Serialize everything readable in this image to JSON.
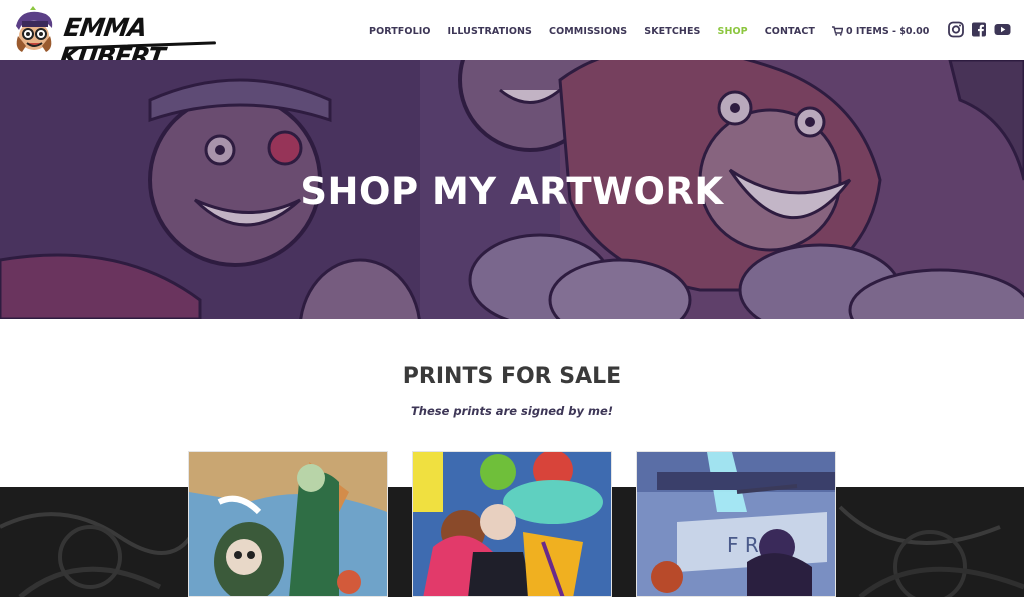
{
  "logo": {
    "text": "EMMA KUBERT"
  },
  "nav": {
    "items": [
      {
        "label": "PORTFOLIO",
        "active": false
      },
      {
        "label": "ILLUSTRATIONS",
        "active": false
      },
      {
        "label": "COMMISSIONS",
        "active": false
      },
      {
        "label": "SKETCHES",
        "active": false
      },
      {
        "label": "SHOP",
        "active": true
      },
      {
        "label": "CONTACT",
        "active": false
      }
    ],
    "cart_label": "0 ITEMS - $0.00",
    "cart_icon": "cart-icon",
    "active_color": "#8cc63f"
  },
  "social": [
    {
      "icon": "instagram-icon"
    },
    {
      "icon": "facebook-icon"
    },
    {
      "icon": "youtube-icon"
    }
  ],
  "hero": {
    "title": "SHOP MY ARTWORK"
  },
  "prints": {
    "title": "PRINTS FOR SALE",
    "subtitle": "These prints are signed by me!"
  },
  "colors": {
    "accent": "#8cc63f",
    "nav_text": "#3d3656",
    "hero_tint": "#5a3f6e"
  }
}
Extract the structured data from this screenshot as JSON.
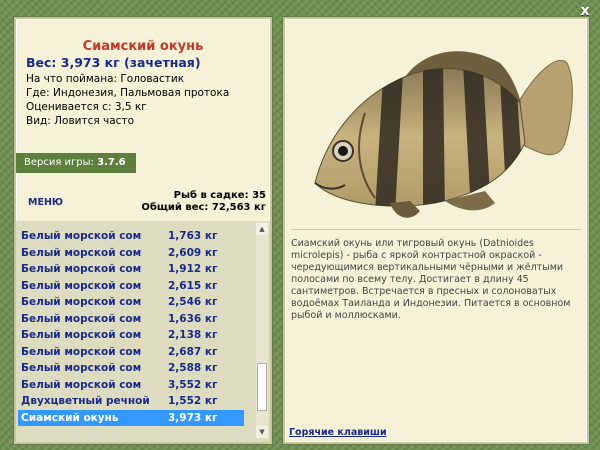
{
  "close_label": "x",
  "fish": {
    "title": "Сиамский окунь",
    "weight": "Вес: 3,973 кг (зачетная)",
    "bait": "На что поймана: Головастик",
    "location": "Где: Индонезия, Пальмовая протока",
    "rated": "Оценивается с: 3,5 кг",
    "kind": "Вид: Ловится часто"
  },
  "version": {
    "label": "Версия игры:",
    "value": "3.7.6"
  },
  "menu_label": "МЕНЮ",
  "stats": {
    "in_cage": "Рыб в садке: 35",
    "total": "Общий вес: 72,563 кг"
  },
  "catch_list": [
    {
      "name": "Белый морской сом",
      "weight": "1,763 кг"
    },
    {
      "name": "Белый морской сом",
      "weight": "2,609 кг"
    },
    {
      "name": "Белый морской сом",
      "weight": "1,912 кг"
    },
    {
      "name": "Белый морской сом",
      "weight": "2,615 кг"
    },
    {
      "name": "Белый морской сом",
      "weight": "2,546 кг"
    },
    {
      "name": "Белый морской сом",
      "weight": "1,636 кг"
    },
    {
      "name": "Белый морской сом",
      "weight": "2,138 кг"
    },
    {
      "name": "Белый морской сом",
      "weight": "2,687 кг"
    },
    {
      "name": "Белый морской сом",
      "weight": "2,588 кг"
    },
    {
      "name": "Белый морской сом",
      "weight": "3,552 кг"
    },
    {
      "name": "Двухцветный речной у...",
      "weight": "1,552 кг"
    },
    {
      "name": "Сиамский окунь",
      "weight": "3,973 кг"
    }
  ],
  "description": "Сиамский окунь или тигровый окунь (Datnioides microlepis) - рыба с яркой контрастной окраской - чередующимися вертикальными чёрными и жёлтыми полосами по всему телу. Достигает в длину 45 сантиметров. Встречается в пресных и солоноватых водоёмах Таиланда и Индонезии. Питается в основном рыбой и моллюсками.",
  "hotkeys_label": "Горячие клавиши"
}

Work to do
Find each line holding "Сиамский". Copy it out.

Output of the task
    "title": "Сиамский окунь",
      "name": "Сиамский окунь",
  "description": "Сиамский окунь или тигровый окунь (Datnioides microlepis) - рыба с яркой контрастной окраской - чередующимися вертикальными чёрными и жёлтыми полосами по всему телу. Достигает в длину 45 сантиметров. Встречается в пресных и солоноватых водоёмах Таиланда и Индонезии. Питается в основном рыбой и моллюсками.",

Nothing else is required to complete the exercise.